**Your goal:** Read the listing below and copy out every line that holds "text".

## START Supplied entries

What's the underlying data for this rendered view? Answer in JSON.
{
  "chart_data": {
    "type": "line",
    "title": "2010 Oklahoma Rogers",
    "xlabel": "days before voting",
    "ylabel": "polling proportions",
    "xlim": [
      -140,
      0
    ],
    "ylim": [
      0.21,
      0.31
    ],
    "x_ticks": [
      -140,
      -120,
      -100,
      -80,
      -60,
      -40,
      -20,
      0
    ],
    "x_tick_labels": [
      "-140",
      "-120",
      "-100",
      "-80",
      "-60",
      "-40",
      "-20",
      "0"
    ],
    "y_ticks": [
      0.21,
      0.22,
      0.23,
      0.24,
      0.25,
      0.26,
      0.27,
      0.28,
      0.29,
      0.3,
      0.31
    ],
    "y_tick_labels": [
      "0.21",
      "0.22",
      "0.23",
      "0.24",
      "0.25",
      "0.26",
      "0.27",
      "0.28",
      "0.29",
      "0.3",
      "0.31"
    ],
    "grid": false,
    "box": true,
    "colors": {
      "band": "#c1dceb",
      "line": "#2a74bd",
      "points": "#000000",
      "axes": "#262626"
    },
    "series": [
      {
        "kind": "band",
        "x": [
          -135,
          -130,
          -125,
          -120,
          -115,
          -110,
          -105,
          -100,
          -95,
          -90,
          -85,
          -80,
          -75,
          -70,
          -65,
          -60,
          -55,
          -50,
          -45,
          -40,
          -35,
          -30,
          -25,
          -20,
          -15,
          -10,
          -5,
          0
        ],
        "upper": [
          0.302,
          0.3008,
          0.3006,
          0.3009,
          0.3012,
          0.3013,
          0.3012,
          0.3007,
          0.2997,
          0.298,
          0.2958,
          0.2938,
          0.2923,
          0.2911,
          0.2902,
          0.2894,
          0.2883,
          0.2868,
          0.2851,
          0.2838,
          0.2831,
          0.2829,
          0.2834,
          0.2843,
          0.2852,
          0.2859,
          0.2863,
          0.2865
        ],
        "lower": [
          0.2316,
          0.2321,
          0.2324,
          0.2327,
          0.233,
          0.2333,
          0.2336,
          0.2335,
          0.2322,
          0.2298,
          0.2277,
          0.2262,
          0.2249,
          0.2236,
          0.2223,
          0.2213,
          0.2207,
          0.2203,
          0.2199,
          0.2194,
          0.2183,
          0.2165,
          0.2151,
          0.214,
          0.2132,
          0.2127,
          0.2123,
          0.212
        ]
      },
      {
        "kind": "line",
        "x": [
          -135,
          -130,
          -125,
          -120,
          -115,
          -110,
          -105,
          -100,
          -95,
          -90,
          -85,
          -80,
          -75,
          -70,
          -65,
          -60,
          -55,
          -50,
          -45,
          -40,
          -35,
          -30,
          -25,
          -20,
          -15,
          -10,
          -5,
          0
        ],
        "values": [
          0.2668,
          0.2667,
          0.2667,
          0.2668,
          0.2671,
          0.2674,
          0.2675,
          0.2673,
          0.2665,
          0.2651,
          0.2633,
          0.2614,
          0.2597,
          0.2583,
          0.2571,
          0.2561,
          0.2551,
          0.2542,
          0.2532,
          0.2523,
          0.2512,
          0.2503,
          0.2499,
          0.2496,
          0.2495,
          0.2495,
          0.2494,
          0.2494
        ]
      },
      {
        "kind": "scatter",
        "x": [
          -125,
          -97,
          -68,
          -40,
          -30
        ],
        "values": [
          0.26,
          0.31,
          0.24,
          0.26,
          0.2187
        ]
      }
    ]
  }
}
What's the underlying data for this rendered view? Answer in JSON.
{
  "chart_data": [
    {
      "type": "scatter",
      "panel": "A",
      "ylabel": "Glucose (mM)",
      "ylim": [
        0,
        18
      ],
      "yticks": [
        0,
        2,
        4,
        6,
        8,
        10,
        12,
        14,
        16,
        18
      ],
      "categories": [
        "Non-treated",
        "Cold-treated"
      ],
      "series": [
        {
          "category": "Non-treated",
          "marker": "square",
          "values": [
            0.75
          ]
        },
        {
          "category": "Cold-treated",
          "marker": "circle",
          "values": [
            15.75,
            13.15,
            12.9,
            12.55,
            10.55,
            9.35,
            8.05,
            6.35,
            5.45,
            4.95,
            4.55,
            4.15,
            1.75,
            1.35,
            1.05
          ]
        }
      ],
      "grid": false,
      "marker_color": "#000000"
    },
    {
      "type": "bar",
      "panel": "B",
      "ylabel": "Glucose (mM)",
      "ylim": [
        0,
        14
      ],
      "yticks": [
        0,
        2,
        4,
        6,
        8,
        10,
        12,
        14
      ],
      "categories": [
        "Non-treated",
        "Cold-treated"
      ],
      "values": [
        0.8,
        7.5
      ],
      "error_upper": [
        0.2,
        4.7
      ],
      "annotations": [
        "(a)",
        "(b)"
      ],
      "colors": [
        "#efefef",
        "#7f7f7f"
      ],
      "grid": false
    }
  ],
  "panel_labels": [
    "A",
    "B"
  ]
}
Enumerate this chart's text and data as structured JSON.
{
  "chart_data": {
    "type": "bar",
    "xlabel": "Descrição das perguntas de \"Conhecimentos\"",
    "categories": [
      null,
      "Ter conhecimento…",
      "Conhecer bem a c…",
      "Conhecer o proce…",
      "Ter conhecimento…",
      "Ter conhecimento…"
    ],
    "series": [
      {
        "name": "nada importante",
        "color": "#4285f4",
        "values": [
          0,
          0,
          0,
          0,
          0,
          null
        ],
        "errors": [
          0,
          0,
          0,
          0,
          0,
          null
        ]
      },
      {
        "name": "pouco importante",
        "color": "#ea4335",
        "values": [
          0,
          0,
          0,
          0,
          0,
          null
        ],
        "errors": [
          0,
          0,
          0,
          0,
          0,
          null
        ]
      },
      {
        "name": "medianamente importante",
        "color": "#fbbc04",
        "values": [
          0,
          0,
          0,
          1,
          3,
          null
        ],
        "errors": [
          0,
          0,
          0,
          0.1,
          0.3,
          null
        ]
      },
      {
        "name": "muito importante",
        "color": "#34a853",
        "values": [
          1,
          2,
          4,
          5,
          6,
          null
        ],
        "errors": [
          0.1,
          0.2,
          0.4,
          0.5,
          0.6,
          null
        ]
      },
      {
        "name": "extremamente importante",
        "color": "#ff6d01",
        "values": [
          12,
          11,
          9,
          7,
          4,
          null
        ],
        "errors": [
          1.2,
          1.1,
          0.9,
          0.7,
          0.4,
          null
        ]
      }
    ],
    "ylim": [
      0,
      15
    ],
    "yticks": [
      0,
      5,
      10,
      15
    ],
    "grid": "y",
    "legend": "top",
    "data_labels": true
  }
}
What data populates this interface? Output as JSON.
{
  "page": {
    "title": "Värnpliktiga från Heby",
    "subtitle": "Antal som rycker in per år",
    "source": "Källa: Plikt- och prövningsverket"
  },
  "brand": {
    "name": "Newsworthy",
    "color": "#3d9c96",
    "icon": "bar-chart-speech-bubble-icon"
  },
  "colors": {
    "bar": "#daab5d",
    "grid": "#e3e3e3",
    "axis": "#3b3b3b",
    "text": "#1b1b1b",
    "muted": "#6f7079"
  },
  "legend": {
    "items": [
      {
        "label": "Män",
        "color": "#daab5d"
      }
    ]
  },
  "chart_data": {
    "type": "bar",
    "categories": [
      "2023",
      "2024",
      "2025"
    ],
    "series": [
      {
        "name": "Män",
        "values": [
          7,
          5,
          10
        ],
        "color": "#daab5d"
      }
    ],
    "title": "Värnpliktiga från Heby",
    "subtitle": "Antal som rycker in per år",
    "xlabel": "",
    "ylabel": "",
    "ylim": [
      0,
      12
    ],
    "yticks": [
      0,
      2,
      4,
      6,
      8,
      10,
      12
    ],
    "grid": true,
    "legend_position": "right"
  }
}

## END Supplied entries

**Exercise result:**
Enumerate this chart's text and data as structured JSON.
    "text": "#1b1b1b",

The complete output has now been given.